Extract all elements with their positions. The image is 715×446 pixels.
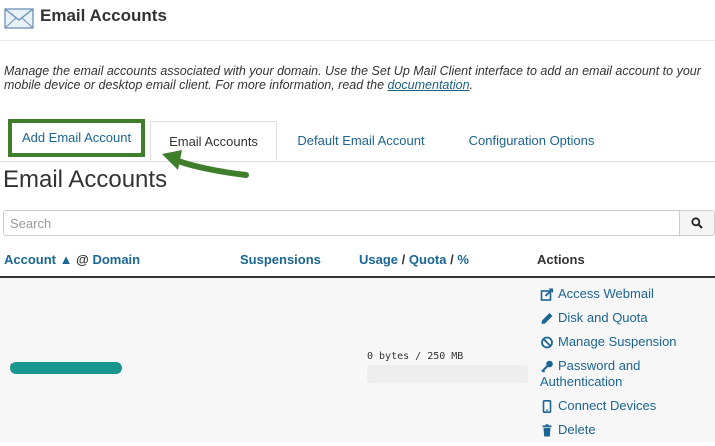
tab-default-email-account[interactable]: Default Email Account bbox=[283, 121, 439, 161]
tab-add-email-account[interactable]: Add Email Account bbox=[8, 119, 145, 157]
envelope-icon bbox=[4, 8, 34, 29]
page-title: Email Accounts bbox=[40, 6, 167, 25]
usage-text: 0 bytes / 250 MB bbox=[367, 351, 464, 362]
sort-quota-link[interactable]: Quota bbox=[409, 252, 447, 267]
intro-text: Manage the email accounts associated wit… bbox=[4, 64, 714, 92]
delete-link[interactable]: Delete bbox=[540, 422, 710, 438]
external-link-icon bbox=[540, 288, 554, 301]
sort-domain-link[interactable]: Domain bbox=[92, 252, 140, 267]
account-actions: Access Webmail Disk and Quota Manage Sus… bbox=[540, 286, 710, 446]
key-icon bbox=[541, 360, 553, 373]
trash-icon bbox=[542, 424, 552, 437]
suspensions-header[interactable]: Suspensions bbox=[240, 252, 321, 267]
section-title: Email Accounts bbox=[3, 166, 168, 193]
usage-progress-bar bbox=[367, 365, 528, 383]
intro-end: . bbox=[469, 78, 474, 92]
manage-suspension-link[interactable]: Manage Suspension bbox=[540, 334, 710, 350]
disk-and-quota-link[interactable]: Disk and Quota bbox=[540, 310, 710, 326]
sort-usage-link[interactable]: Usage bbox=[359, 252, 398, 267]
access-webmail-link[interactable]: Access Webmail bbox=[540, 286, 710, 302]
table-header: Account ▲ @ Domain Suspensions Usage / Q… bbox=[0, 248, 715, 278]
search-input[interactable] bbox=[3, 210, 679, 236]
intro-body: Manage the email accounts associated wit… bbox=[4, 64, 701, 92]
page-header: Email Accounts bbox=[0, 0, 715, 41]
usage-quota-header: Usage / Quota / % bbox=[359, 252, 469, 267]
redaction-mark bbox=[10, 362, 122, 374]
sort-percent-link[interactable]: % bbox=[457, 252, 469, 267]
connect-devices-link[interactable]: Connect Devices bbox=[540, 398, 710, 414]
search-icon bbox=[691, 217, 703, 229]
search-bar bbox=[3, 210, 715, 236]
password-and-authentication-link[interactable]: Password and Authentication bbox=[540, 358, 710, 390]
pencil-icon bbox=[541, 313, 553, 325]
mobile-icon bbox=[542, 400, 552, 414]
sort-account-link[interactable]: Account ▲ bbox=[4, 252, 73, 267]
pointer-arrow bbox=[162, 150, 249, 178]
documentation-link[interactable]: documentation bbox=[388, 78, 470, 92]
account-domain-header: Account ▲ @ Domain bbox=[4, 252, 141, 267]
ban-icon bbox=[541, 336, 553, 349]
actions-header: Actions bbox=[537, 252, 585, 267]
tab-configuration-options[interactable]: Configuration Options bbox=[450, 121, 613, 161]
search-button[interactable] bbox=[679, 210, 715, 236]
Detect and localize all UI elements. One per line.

· · · · ·

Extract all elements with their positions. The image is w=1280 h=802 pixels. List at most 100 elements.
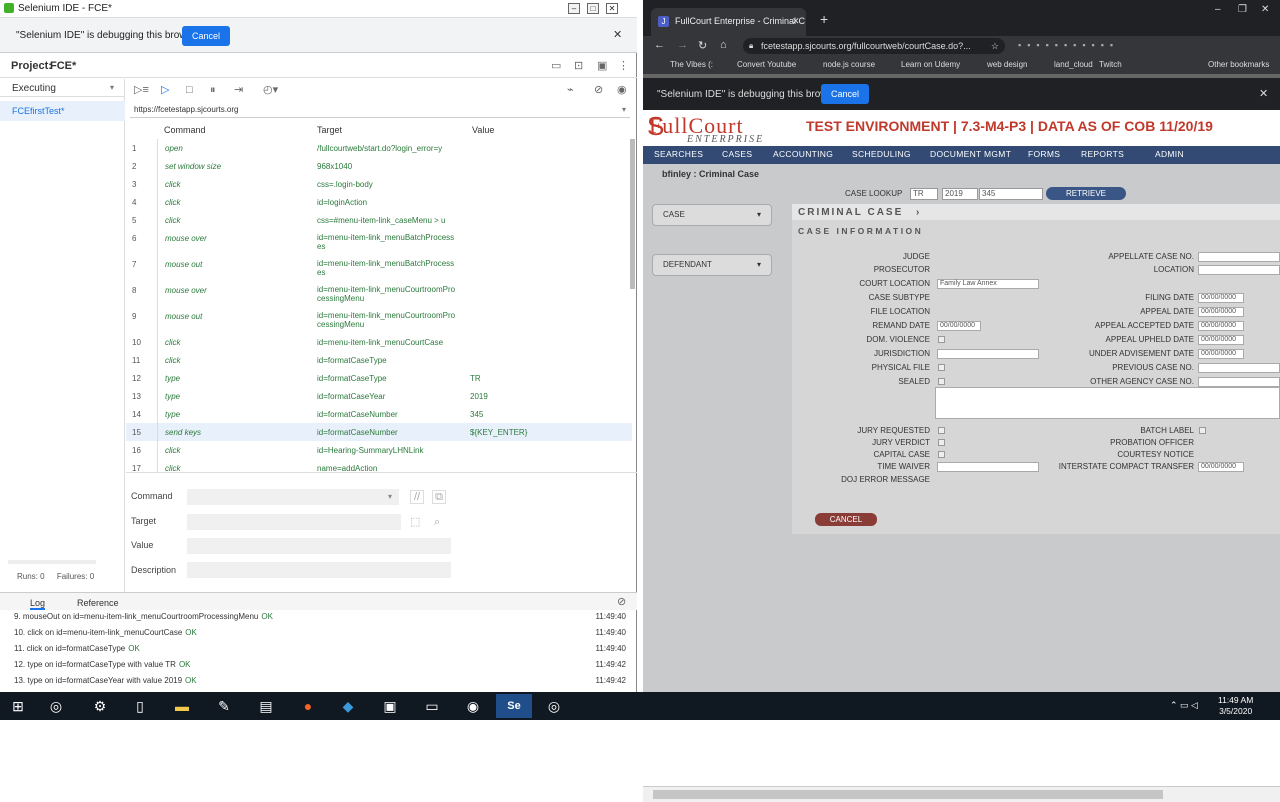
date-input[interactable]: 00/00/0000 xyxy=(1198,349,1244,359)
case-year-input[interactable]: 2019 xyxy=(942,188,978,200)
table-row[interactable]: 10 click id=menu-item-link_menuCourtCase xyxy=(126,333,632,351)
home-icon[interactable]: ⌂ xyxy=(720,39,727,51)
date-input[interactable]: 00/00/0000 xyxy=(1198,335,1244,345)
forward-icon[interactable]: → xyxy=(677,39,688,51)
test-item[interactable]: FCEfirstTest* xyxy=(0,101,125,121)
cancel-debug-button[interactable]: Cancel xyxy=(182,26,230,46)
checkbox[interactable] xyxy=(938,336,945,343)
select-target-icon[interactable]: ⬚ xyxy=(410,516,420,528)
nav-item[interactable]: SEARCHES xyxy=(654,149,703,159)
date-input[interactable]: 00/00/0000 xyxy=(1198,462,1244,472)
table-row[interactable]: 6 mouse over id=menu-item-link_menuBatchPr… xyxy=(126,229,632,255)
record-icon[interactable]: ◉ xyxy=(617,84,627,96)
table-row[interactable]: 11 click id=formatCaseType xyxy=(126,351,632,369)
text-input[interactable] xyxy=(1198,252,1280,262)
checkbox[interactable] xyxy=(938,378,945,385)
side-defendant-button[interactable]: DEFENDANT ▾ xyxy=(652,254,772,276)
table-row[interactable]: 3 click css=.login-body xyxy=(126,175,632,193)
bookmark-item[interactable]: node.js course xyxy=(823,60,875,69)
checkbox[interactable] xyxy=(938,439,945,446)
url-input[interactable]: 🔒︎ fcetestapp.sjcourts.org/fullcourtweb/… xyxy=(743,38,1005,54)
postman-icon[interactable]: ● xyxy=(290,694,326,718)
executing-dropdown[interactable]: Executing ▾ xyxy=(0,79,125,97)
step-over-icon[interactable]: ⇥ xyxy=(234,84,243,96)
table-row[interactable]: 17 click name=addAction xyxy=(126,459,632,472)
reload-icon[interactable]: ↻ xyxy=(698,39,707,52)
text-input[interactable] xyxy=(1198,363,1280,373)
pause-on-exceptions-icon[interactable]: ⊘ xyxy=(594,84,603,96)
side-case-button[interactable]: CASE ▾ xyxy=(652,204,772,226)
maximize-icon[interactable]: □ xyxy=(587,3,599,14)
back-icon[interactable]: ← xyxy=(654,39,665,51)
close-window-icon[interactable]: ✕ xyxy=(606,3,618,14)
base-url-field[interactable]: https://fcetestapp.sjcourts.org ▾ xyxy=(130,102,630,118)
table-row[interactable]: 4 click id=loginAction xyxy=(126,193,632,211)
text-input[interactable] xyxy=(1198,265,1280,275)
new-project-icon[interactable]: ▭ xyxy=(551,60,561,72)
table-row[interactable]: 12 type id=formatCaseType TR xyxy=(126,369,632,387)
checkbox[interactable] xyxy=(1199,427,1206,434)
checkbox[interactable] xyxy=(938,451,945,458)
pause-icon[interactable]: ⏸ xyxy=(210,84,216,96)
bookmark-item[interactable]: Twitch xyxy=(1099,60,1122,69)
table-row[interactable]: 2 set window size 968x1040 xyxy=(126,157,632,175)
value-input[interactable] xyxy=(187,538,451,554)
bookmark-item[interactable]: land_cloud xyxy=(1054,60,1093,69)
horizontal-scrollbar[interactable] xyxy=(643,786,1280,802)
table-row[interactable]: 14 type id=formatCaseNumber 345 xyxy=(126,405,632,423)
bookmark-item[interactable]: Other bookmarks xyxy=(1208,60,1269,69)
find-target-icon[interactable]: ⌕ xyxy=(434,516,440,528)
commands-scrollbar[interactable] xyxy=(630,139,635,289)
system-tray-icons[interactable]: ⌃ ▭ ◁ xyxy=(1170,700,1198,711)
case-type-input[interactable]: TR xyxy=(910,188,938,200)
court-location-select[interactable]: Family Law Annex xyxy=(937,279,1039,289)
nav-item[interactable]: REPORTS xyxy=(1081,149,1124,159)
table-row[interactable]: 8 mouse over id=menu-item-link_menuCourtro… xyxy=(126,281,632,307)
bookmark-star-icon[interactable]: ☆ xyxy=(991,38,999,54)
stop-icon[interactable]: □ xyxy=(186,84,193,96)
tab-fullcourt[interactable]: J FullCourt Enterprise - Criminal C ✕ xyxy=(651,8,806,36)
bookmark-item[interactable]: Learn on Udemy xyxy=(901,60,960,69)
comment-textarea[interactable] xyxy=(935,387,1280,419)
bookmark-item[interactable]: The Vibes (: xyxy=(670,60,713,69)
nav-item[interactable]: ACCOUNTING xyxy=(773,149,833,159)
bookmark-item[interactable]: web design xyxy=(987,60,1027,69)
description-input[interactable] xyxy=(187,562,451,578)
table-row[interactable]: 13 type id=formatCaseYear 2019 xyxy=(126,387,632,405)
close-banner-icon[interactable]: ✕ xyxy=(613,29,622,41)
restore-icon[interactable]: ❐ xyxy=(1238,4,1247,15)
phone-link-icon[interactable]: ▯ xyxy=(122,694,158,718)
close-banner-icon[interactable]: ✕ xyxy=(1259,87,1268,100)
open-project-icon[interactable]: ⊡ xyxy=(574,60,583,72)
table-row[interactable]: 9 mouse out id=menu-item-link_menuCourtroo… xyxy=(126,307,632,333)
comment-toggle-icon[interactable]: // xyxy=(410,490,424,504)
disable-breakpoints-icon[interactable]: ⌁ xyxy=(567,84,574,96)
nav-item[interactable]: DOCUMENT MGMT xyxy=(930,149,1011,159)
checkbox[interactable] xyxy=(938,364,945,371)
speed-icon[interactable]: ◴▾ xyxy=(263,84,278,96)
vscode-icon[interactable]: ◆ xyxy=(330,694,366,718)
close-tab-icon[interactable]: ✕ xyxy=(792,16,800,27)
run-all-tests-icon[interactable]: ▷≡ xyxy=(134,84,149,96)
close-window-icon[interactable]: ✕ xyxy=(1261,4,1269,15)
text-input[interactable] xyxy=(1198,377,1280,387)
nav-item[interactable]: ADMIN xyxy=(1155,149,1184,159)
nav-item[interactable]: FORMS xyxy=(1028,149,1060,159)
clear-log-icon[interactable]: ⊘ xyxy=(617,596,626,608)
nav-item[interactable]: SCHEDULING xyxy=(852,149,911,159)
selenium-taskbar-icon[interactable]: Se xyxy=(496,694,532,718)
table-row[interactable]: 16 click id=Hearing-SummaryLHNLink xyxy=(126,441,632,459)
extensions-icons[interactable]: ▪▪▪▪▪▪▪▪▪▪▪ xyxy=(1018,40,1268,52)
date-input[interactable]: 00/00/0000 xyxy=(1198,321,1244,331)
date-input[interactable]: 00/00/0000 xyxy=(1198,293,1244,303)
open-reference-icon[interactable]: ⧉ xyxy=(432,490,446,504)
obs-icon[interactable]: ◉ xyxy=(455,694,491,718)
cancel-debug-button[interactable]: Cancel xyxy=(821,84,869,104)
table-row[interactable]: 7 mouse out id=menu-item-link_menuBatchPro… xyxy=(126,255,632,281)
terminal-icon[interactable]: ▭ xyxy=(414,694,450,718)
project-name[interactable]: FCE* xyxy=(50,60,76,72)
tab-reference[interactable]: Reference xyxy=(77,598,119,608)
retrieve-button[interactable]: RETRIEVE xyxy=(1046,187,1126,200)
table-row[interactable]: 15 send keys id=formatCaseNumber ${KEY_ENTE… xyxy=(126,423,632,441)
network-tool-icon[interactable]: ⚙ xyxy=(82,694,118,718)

· · · · ·

:: Brief ::
Copy verbatim the lines of the listing from the line containing "tab-default-email-account[interactable]: Default Email" to the line containing "delete-link[interactable]: Delete bbox=[540, 422, 710, 438]", both included.

:: Final result ::
tab-default-email-account[interactable]: Default Email Account bbox=[283, 121, 439, 161]
tab-add-email-account[interactable]: Add Email Account bbox=[8, 119, 145, 157]
envelope-icon bbox=[4, 8, 34, 29]
page-title: Email Accounts bbox=[40, 6, 167, 25]
usage-text: 0 bytes / 250 MB bbox=[367, 351, 464, 362]
sort-quota-link[interactable]: Quota bbox=[409, 252, 447, 267]
intro-text: Manage the email accounts associated wit… bbox=[4, 64, 714, 92]
delete-link[interactable]: Delete bbox=[540, 422, 710, 438]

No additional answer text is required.